··· DATASET ···

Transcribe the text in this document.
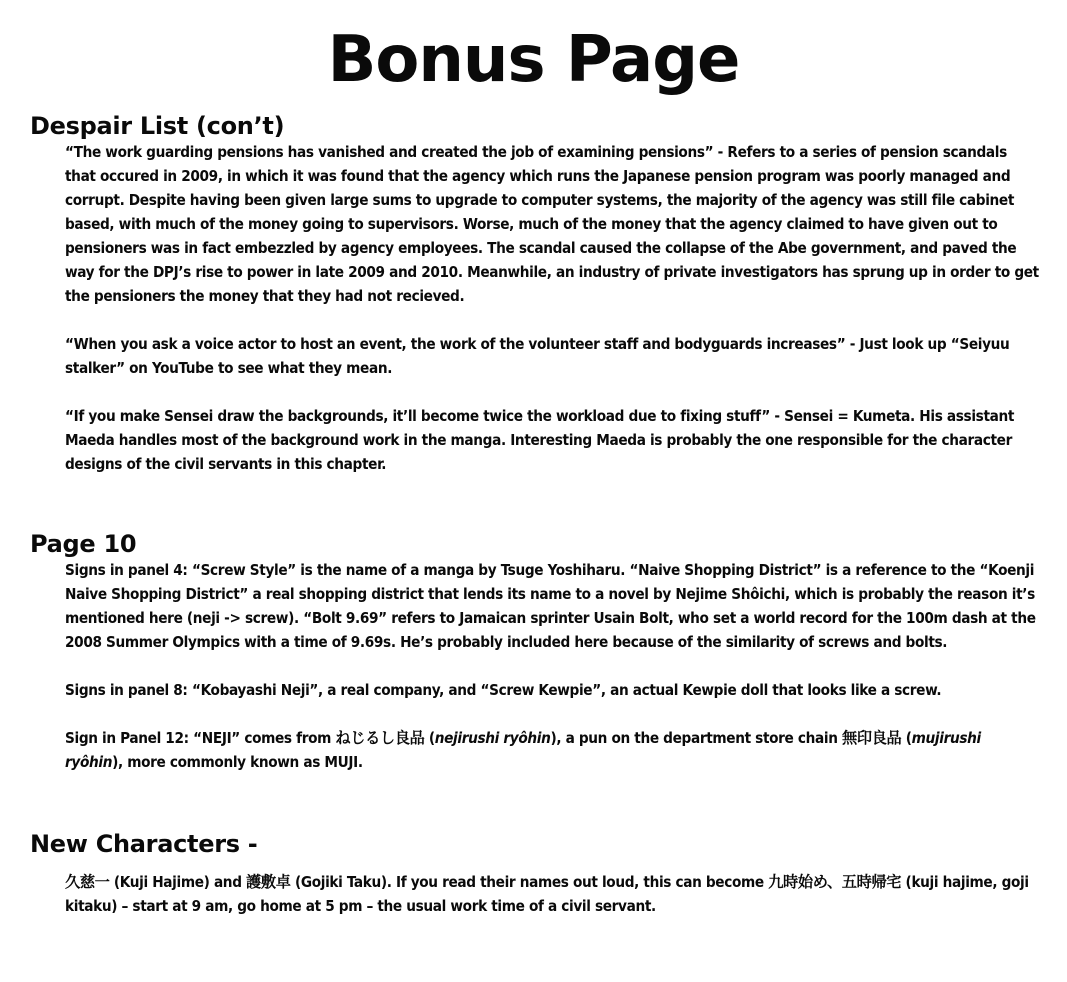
Bonus Page
Despair List (con’t)

“The work guarding pensions has vanished and created the job of examining pensions” - Refers to a series of pension scandals that occured in 2009, in which it was found that the agency which runs the Japanese pension program was poorly managed and corrupt. Despite having been given large sums to upgrade to computer systems, the majority of the agency was still file cabinet based, with much of the money going to supervisors. Worse, much of the money that the agency claimed to have given out to pensioners was in fact embezzled by agency employees. The scandal caused the collapse of the Abe government, and paved the way for the DPJ’s rise to power in late 2009 and 2010. Meanwhile, an industry of private investigators has sprung up in order to get the pensioners the money that they had not recieved.

“When you ask a voice actor to host an event, the work of the volunteer staff and bodyguards increases” - Just look up “Seiyuu stalker” on YouTube to see what they mean.

“If you make Sensei draw the backgrounds, it’ll become twice the workload due to fixing stuff” - Sensei = Kumeta. His assistant Maeda handles most of the background work in the manga. Interesting Maeda is probably the one responsible for the character designs of the civil servants in this chapter.

Page 10

Signs in panel 4: “Screw Style” is the name of a manga by Tsuge Yoshiharu. “Naive Shopping District” is a reference to the “Koenji Naive Shopping District” a real shopping district that lends its name to a novel by Nejime Shôichi, which is probably the reason it’s mentioned here (neji -> screw). “Bolt 9.69” refers to Jamaican sprinter Usain Bolt, who set a world record for the 100m dash at the 2008 Summer Olympics with a time of 9.69s. He’s probably included here because of the similarity of screws and bolts.

Signs in panel 8: “Kobayashi Neji”, a real company, and “Screw Kewpie”, an actual Kewpie doll that looks like a screw.

Sign in Panel 12: “NEJI” comes from ねじるし良品 (nejirushi ryôhin), a pun on the department store chain 無印良品 (mujirushi ryôhin), more commonly known as MUJI.

New Characters -

久慈一 (Kuji Hajime) and 護敷卓 (Gojiki Taku). If you read their names out loud, this can become 九時始め、五時帰宅 (kuji hajime, goji kitaku) – start at 9 am, go home at 5 pm – the usual work time of a civil servant.
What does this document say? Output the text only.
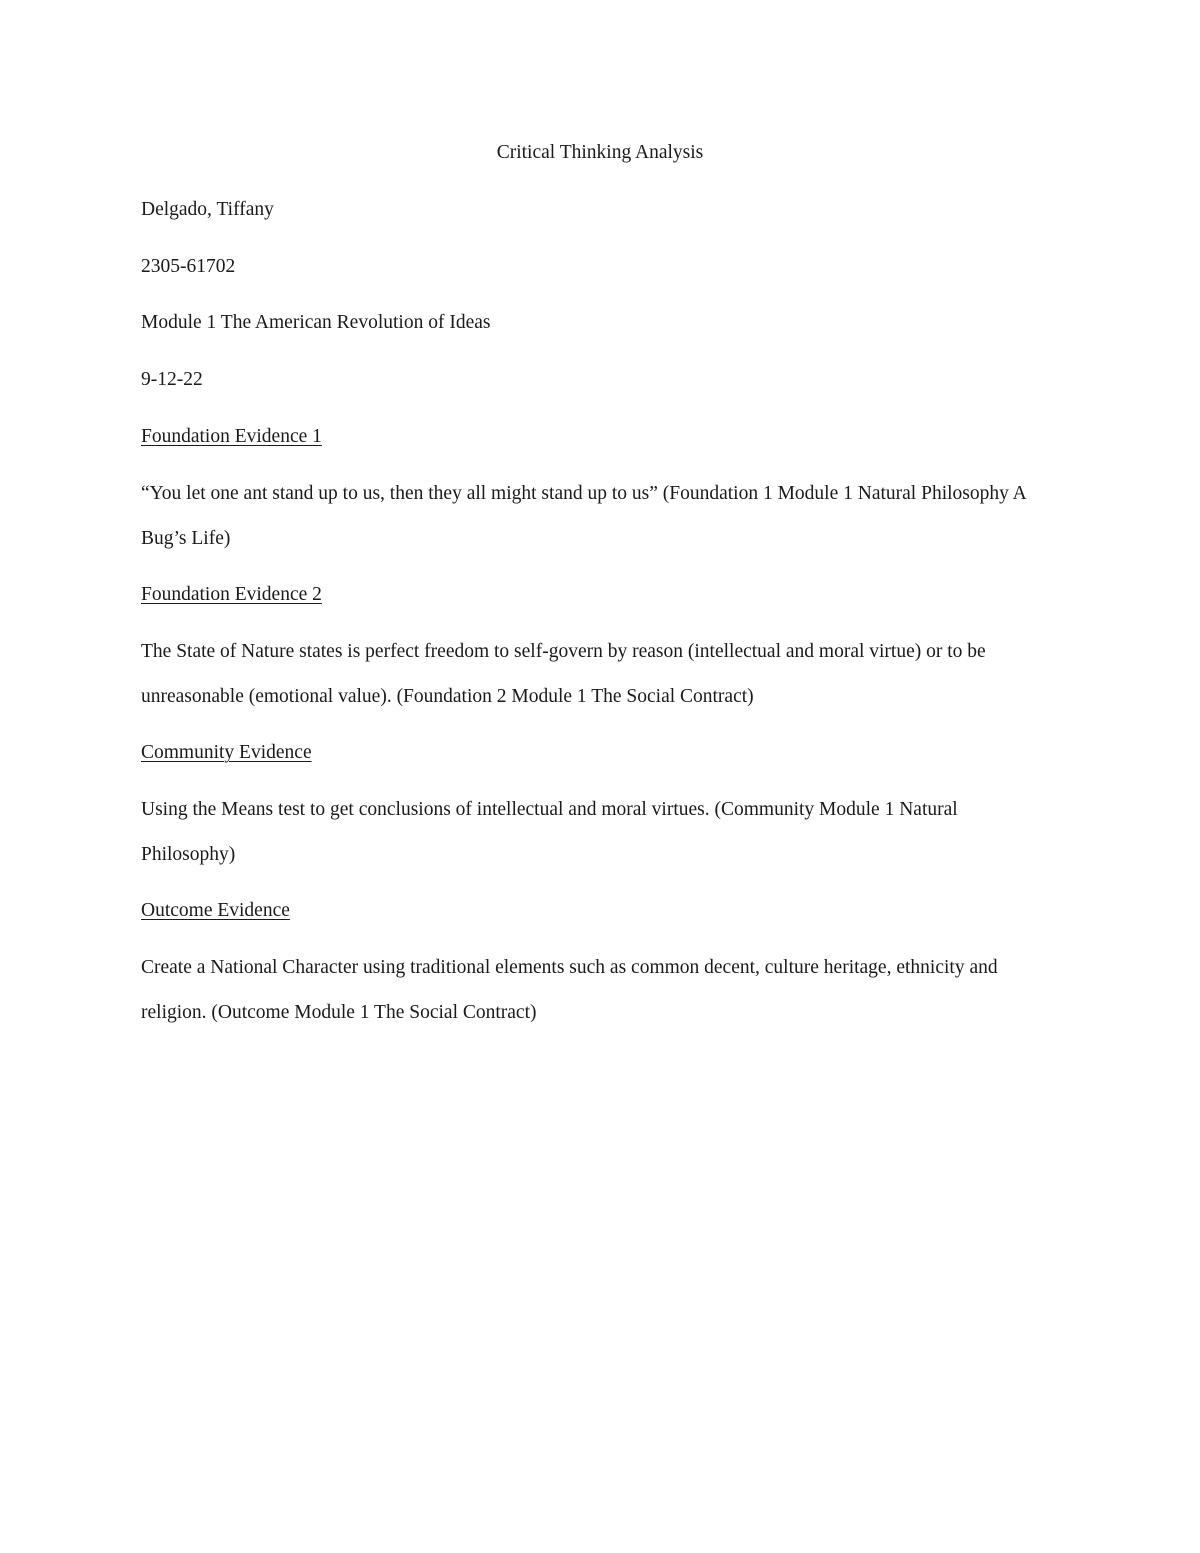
Critical Thinking Analysis
Delgado, Tiffany
2305-61702
Module 1 The American Revolution of Ideas
9-12-22
Foundation Evidence 1
“You let one ant stand up to us, then they all might stand up to us” (Foundation 1 Module 1 Natural Philosophy A Bug’s Life)
Foundation Evidence 2
The State of Nature states is perfect freedom to self-govern by reason (intellectual and moral virtue) or to be unreasonable (emotional value). (Foundation 2 Module 1 The Social Contract)
Community Evidence
Using the Means test to get conclusions of intellectual and moral virtues. (Community Module 1 Natural Philosophy)
Outcome Evidence
Create a National Character using traditional elements such as common decent, culture heritage, ethnicity and religion. (Outcome Module 1 The Social Contract)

···

**WRITTEN PROBLEM**
Copy the whole listing above word for word but do not carry over the pictures.

**COMPLETE OUTPUT**
Transcribe the text in this document.
Bonus Page
Despair List (con’t)

“The work guarding pensions has vanished and created the job of examining pensions” - Refers to a series of pension scandals that occured in 2009, in which it was found that the agency which runs the Japanese pension program was poorly managed and corrupt. Despite having been given large sums to upgrade to computer systems, the majority of the agency was still file cabinet based, with much of the money going to supervisors. Worse, much of the money that the agency claimed to have given out to pensioners was in fact embezzled by agency employees. The scandal caused the collapse of the Abe government, and paved the way for the DPJ’s rise to power in late 2009 and 2010. Meanwhile, an industry of private investigators has sprung up in order to get the pensioners the money that they had not recieved.

“When you ask a voice actor to host an event, the work of the volunteer staff and bodyguards increases” - Just look up “Seiyuu stalker” on YouTube to see what they mean.

“If you make Sensei draw the backgrounds, it’ll become twice the workload due to fixing stuff” - Sensei = Kumeta. His assistant Maeda handles most of the background work in the manga. Interesting Maeda is probably the one responsible for the character designs of the civil servants in this chapter.

Page 10

Signs in panel 4: “Screw Style” is the name of a manga by Tsuge Yoshiharu. “Naive Shopping District” is a reference to the “Koenji Naive Shopping District” a real shopping district that lends its name to a novel by Nejime Shôichi, which is probably the reason it’s mentioned here (neji -> screw). “Bolt 9.69” refers to Jamaican sprinter Usain Bolt, who set a world record for the 100m dash at the 2008 Summer Olympics with a time of 9.69s. He’s probably included here because of the similarity of screws and bolts.

Signs in panel 8: “Kobayashi Neji”, a real company, and “Screw Kewpie”, an actual Kewpie doll that looks like a screw.

Sign in Panel 12: “NEJI” comes from ねじるし良品 (nejirushi ryôhin), a pun on the department store chain 無印良品 (mujirushi ryôhin), more commonly known as MUJI.

New Characters -

久慈一 (Kuji Hajime) and 護敷卓 (Gojiki Taku). If you read their names out loud, this can become 九時始め、五時帰宅 (kuji hajime, goji kitaku) – start at 9 am, go home at 5 pm – the usual work time of a civil servant.
What does this document say? Output the text only.
Critical Thinking Analysis
Delgado, Tiffany
2305-61702
Module 1 The American Revolution of Ideas
9-12-22
Foundation Evidence 1
“You let one ant stand up to us, then they all might stand up to us” (Foundation 1 Module 1 Natural Philosophy A Bug’s Life)
Foundation Evidence 2
The State of Nature states is perfect freedom to self-govern by reason (intellectual and moral virtue) or to be unreasonable (emotional value). (Foundation 2 Module 1 The Social Contract)
Community Evidence
Using the Means test to get conclusions of intellectual and moral virtues. (Community Module 1 Natural Philosophy)
Outcome Evidence
Create a National Character using traditional elements such as common decent, culture heritage, ethnicity and religion. (Outcome Module 1 The Social Contract)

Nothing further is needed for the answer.